* **What you need to do**
Output every entry exactly, from the first line to the last.

* **Supplied information**

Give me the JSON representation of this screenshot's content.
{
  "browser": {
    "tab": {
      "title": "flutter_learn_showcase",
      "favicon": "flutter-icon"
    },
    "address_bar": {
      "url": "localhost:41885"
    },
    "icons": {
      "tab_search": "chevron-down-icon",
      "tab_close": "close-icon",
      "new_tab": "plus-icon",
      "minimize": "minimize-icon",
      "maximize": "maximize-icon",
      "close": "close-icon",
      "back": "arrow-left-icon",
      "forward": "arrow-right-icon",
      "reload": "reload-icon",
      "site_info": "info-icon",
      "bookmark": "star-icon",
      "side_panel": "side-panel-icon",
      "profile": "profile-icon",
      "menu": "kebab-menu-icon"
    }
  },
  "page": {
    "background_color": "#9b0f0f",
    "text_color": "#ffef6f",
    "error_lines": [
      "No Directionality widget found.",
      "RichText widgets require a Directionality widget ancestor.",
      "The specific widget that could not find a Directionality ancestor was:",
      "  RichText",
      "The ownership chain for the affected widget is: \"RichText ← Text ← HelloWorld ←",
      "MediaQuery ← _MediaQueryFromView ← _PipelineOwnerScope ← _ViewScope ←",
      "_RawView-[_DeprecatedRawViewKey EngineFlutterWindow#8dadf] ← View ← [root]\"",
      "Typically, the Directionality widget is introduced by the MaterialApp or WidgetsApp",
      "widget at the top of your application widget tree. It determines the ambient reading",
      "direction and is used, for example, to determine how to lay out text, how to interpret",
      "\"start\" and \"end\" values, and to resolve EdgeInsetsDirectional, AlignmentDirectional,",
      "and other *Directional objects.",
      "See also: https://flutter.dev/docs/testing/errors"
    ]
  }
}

* **Final result**
Give me the JSON representation of this screenshot's content.
{
  "browser": {
    "tab": {
      "title": "flutter_learn_showcase",
      "favicon": "flutter-icon"
    },
    "address_bar": {
      "url": "localhost:41885"
    },
    "icons": {
      "tab_search": "chevron-down-icon",
      "tab_close": "close-icon",
      "new_tab": "plus-icon",
      "minimize": "minimize-icon",
      "maximize": "maximize-icon",
      "close": "close-icon",
      "back": "arrow-left-icon",
      "forward": "arrow-right-icon",
      "reload": "reload-icon",
      "site_info": "info-icon",
      "bookmark": "star-icon",
      "side_panel": "side-panel-icon",
      "profile": "profile-icon",
      "menu": "kebab-menu-icon"
    }
  },
  "page": {
    "background_color": "#9b0f0f",
    "text_color": "#ffef6f",
    "error_lines": [
      "No Directionality widget found.",
      "RichText widgets require a Directionality widget ancestor.",
      "The specific widget that could not find a Directionality ancestor was:",
      "  RichText",
      "The ownership chain for the affected widget is: \"RichText ← Text ← HelloWorld ←",
      "MediaQuery ← _MediaQueryFromView ← _PipelineOwnerScope ← _ViewScope ←",
      "_RawView-[_DeprecatedRawViewKey EngineFlutterWindow#8dadf] ← View ← [root]\"",
      "Typically, the Directionality widget is introduced by the MaterialApp or WidgetsApp",
      "widget at the top of your application widget tree. It determines the ambient reading",
      "direction and is used, for example, to determine how to lay out text, how to interpret",
      "\"start\" and \"end\" values, and to resolve EdgeInsetsDirectional, AlignmentDirectional,",
      "and other *Directional objects.",
      "See also: https://flutter.dev/docs/testing/errors"
    ]
  }
}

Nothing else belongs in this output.